◆ Brief ◆
State the number of lines that contain "title", with no other text.
╭─ Raw data
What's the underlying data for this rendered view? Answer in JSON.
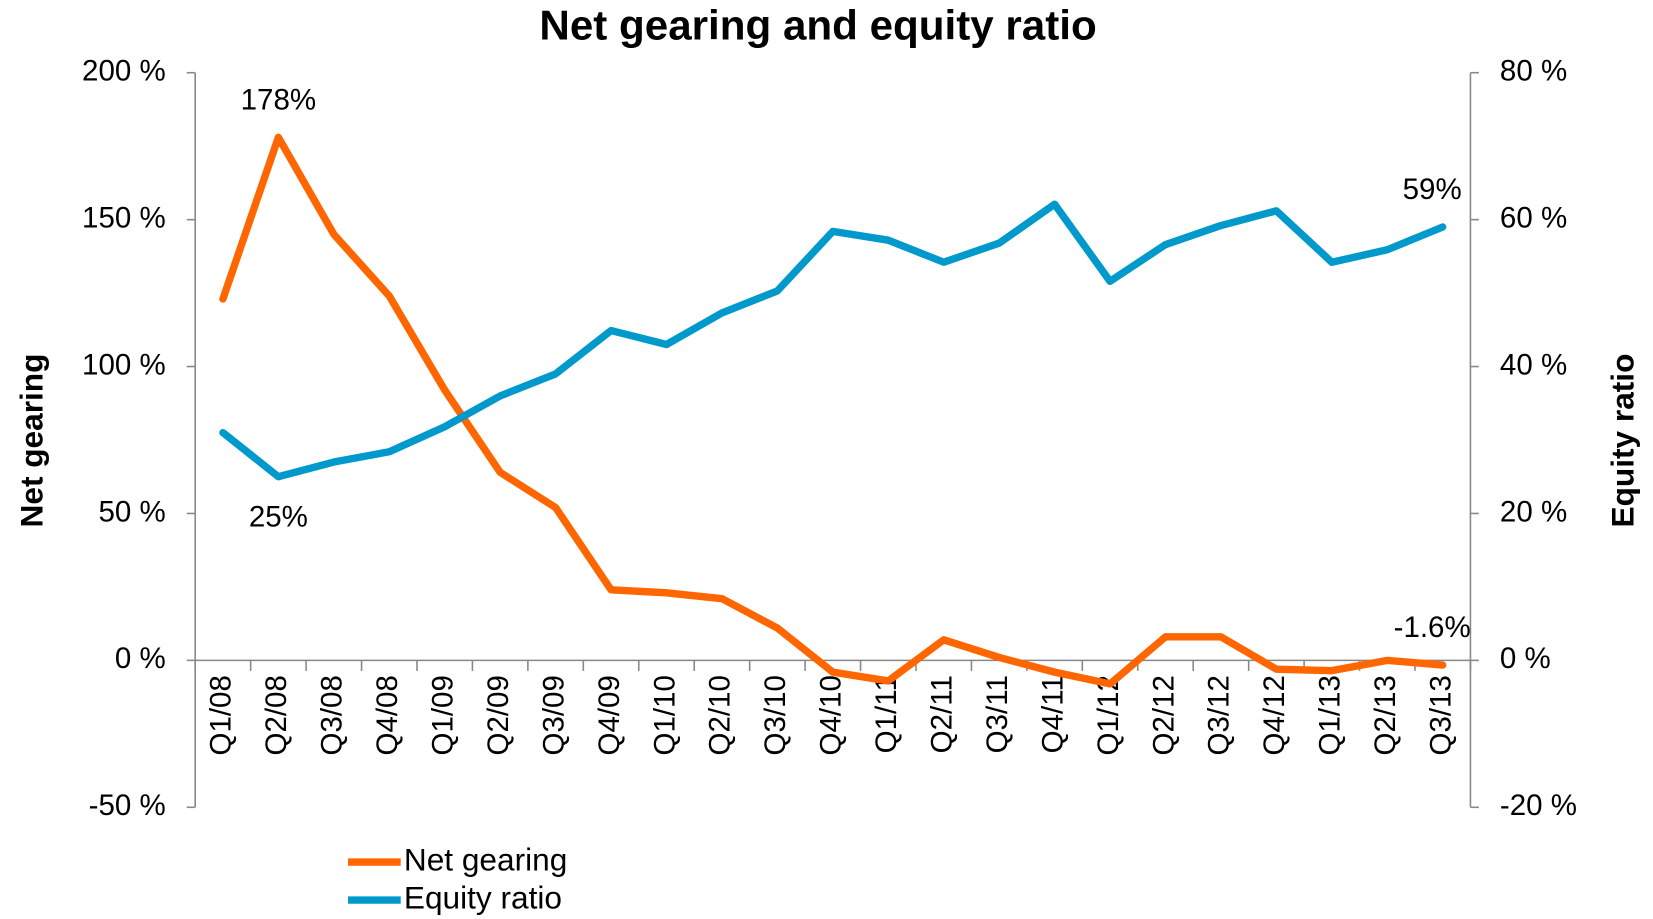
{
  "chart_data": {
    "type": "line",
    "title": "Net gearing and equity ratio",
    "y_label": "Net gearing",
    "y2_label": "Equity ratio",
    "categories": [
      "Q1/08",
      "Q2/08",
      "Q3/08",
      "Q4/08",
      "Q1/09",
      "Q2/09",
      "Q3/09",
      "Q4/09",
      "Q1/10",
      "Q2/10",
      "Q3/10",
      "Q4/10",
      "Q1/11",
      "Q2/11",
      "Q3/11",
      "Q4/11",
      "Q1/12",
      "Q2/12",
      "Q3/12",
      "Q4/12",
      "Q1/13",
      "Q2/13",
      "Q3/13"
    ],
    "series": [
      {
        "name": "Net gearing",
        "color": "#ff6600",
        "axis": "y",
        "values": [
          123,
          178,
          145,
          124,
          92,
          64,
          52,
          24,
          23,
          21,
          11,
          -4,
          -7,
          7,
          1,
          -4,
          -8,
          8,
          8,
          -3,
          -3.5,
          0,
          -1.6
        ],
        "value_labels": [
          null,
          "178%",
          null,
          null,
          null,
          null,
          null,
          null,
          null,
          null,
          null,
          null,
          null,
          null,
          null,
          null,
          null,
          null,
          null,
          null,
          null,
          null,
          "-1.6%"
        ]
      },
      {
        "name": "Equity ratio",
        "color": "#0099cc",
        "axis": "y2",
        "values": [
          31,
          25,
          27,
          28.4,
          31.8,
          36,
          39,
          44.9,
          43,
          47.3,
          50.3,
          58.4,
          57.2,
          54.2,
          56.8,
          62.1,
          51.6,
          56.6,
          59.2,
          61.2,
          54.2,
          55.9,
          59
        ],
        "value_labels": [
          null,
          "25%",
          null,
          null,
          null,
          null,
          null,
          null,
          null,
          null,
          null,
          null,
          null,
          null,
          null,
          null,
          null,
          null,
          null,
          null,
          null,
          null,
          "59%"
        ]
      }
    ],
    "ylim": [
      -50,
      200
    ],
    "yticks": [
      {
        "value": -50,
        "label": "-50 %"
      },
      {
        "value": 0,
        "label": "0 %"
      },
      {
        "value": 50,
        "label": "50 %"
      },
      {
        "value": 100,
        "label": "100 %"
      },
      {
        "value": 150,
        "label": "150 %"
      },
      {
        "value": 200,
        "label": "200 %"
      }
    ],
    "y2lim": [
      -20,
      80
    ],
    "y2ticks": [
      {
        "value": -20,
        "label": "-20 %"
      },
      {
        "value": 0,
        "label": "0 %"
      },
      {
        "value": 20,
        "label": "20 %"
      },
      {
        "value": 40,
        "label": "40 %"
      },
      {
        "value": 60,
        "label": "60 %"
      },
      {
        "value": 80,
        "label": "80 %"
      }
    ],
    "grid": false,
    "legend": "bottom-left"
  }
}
╰─
╭─ Raw data
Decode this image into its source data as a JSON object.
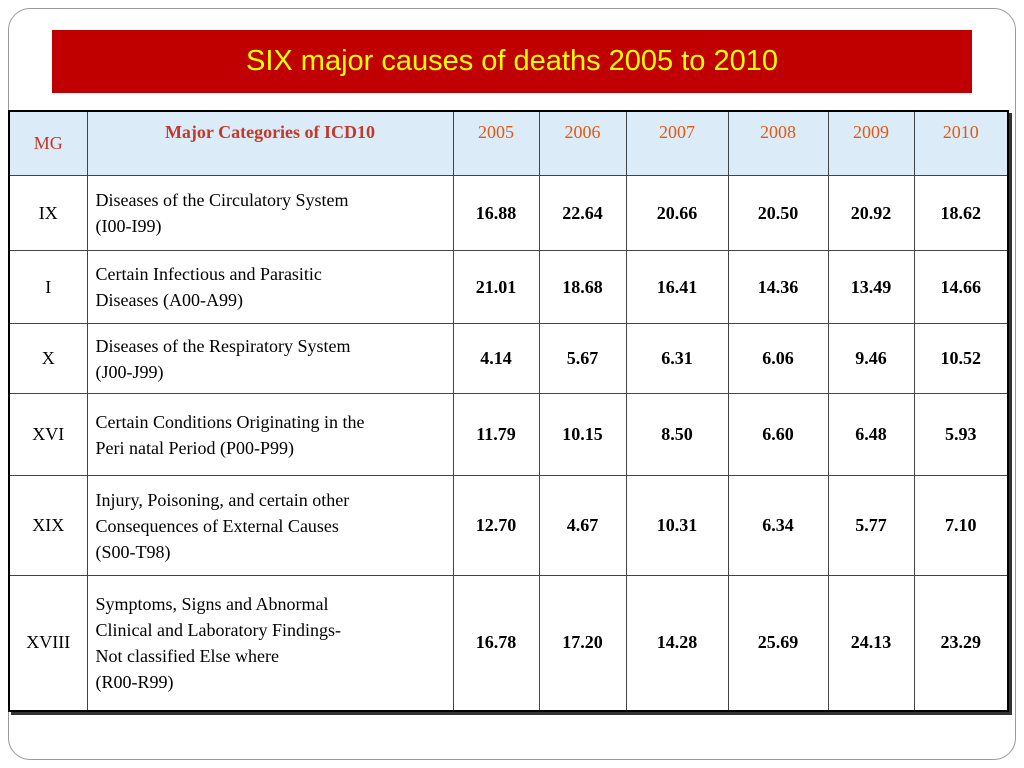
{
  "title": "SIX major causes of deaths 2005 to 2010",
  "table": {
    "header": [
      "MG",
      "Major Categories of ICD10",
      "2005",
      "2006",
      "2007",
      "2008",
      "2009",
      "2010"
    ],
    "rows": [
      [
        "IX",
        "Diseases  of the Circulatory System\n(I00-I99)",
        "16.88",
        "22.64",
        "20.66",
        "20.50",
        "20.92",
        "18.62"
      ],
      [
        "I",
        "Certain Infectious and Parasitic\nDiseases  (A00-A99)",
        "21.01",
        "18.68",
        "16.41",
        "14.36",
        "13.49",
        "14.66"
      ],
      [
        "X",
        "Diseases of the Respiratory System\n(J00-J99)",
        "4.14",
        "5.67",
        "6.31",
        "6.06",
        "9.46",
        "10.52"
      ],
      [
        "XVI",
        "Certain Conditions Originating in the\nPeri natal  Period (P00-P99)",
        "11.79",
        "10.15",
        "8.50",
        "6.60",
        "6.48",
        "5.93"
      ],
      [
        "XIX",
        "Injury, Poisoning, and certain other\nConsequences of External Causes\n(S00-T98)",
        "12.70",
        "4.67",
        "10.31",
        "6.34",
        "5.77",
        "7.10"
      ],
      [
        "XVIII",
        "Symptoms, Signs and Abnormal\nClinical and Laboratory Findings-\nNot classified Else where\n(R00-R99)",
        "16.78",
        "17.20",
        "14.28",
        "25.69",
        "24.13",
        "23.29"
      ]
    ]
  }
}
╰─
◆ Response for this exercise ◆
2